**Problems and tasks:**
1 > In the management article, what three steps did Phil Shawe name as the key to his company's growth?
2 > Please return the management article's text from "You can’t centralize" up to and including "Phil, controlled chaos.", copied word for word.

**Source document:**
::::
3. Don’t value your employees.

One of the most dispiriting things I’ve ever experienced was a cartoon villain of an attorney threatening a room full of employees that we could be “upgraded” in a week. It’s hard to feel motivated and to push yourself and to make the small right decisions everyday when you feel devalued. And the truth of technology is that doing it right is hard. It involves long-term thinking.  You need to design systems – and make decisions that allow you to scale. If you’re pushed to think short-term because you’re short-staffed or undermined or a pawn in political games, things will go okay for a while. Until they don’t. Those who sell and those who produce create value every day. But technology sets the foundation for them to create more value next year than they did today.

Never push loyal people to the point where they don’t give a damn

People aren’t interchangeable. They can’t just be upgraded like a faulty RAM drive. In the tech world where there is so much demand, that’s especially true. You especially need your tech team committed to making your company better and thinking long-term.

If you’re a decent person, a decent manager, an effective CEO, when asked the question of what made you successful…the answer is never “hard work” or “a great idea“. All of that helps. As does luck. (We all need to check our privilege.) But the one core common thing is a great team. This is a truism that Rory Cowan (former CEO of Lionbridge) stated at SlatorCon last week: “What someone buying your company is buying is ‘the next level’ of executives below the founder.” It’s probably one of his few areas of agreement with rival, Phil Shawe (co-CEO of TransPerfect). As Phil stated in his GlobalLink NEXT presentation as the key to the company’s growth:

– Find the best people.
– Align incentives.
– Get out of the way.

4. Be a Communist.

You can’t centralize everything. Anyone who promises to centralize all technology in a single group is promising to destroy innovation. Technology needs competing groups. It needs side projects. It needs, to quote Phil, controlled chaos.
::::
**Records:**
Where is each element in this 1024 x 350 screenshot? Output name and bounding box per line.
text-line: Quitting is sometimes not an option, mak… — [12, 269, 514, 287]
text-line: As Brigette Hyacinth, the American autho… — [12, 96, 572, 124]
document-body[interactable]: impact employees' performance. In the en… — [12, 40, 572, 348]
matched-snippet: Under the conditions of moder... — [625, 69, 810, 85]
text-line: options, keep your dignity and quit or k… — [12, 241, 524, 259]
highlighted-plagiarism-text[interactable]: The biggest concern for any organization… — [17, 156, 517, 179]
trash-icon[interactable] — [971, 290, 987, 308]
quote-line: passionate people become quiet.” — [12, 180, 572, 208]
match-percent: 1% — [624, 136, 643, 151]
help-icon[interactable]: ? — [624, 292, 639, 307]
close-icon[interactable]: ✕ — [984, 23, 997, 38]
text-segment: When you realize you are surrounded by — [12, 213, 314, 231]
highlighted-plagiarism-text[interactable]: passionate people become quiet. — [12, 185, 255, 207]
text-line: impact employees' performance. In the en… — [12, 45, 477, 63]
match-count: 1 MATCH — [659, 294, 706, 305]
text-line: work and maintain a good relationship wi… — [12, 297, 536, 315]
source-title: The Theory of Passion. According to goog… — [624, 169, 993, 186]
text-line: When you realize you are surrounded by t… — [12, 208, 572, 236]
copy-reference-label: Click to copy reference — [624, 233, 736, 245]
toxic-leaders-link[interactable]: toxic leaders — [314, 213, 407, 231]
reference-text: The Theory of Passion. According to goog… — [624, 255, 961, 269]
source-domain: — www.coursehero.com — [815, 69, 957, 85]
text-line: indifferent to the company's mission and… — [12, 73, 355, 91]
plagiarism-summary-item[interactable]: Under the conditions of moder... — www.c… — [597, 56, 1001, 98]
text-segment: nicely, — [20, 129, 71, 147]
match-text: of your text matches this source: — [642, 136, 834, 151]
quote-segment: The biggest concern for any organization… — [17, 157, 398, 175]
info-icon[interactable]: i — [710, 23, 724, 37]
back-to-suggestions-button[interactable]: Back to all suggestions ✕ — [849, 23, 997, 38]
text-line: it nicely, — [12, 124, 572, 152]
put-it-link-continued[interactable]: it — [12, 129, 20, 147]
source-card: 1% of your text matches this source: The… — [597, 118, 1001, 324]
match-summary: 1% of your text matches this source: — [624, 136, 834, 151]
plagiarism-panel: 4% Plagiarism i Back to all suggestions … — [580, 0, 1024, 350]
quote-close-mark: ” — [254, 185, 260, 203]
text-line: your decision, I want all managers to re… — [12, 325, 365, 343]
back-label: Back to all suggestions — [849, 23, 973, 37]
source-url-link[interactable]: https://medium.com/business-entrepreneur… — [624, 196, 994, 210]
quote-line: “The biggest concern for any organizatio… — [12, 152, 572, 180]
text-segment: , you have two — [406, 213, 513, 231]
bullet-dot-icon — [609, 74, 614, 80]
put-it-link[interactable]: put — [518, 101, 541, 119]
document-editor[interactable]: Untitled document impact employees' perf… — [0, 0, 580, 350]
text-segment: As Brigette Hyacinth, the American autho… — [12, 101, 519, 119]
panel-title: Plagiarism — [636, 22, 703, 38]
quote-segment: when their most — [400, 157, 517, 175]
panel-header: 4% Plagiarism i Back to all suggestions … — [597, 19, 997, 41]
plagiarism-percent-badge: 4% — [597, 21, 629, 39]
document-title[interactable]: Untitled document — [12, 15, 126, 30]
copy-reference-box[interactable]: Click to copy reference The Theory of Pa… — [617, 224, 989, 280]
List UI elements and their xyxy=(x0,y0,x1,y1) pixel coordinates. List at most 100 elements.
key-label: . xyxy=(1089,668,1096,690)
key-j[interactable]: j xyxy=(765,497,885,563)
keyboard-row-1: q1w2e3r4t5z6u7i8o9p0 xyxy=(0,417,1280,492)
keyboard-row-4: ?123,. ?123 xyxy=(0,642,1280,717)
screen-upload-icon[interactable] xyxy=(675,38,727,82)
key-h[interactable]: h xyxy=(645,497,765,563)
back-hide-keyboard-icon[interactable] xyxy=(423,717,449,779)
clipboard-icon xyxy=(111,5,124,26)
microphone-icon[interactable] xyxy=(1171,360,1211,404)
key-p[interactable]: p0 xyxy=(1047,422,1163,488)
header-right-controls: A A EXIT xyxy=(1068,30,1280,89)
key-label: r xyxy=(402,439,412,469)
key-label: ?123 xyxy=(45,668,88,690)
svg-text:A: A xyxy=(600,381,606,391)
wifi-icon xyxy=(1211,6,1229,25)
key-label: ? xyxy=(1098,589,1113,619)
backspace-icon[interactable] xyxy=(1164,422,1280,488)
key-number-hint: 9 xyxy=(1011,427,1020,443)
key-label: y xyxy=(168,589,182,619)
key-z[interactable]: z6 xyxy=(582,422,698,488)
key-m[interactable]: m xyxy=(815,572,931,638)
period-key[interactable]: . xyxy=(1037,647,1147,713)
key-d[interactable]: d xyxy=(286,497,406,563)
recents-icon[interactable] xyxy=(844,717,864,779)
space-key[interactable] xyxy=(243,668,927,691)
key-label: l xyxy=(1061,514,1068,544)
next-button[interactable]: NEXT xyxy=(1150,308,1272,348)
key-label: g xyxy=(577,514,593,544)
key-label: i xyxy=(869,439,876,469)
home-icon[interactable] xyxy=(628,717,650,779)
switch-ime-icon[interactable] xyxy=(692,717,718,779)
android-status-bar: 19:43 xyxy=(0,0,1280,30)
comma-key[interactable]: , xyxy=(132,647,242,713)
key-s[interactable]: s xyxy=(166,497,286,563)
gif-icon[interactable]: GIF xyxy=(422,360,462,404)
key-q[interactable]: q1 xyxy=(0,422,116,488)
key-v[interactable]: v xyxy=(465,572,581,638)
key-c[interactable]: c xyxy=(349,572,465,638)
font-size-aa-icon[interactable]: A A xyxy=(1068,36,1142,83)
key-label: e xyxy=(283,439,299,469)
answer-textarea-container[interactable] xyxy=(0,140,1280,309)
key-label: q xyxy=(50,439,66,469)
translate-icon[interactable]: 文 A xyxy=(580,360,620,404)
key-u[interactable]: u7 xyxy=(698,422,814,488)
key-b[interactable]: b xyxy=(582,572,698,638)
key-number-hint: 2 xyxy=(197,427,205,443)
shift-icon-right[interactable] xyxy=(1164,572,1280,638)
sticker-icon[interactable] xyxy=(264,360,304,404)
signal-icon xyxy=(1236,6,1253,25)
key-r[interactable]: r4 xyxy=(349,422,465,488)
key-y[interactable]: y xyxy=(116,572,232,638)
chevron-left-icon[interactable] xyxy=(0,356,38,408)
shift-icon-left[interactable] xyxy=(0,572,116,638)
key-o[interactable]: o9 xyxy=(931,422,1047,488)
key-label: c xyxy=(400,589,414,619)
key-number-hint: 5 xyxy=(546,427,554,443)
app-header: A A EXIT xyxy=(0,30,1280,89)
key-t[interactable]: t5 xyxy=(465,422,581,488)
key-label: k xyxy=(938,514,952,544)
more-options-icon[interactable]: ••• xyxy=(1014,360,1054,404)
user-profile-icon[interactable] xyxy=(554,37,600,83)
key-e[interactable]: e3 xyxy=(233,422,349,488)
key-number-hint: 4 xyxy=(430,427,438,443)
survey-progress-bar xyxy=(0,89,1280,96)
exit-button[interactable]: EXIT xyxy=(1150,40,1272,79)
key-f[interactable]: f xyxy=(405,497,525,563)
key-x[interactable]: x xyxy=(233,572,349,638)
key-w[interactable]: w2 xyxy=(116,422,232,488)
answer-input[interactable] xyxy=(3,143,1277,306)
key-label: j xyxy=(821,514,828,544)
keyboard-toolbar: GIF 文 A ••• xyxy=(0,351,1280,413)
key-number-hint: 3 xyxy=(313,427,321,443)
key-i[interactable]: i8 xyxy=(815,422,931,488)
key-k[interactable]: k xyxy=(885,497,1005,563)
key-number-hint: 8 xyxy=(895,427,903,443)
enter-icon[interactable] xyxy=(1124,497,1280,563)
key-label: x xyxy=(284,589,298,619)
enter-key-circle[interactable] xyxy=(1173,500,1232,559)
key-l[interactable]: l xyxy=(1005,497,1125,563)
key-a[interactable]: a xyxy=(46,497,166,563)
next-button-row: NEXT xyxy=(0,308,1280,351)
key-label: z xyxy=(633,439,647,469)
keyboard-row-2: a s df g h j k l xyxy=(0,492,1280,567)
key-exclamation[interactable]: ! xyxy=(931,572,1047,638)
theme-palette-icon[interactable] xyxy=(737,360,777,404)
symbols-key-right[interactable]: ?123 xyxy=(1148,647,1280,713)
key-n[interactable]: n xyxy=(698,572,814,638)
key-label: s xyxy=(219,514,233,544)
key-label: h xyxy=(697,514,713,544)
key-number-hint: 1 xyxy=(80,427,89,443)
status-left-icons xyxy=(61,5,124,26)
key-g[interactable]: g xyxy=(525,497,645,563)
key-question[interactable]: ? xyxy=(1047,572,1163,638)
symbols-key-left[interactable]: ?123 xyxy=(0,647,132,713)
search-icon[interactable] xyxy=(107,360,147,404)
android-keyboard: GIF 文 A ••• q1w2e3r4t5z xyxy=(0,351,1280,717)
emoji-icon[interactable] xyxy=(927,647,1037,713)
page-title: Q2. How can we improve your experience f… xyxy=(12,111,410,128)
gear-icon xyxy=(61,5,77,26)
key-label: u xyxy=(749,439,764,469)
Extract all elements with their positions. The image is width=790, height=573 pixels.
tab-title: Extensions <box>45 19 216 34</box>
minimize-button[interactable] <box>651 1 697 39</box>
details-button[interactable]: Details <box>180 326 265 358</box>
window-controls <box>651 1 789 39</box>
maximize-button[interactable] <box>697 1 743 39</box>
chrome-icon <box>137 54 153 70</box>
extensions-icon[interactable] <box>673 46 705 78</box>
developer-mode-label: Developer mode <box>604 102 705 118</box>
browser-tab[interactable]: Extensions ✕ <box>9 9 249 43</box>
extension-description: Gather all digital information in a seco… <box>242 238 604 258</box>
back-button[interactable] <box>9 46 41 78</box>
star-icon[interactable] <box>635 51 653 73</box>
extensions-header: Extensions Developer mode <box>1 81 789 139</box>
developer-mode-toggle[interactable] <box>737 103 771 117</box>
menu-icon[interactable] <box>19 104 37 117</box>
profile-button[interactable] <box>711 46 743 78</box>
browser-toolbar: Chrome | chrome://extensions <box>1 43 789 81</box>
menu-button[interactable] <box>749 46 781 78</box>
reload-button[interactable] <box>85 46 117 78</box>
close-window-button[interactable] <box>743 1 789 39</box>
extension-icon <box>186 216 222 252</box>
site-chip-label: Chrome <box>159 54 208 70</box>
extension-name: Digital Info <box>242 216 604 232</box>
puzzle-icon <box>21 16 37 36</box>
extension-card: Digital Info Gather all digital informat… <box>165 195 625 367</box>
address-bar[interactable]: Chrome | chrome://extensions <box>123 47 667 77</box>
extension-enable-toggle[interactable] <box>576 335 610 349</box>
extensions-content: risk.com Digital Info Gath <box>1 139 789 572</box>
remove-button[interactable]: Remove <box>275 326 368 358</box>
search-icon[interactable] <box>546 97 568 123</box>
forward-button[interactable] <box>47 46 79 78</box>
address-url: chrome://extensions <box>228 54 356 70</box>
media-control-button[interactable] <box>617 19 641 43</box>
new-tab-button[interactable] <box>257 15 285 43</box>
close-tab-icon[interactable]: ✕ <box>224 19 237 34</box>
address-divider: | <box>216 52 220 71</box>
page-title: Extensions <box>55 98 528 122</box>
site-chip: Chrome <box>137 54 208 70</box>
::::
**Outputs by task:**
1 > Find the best people, align incentives, and get out of the way.

2 >
You can’t centralize everything. Anyone who promises to centralize all technology in a single group is promising to destroy innovation. Technology needs competing groups. It needs side projects. It needs, to quote Phil, controlled chaos.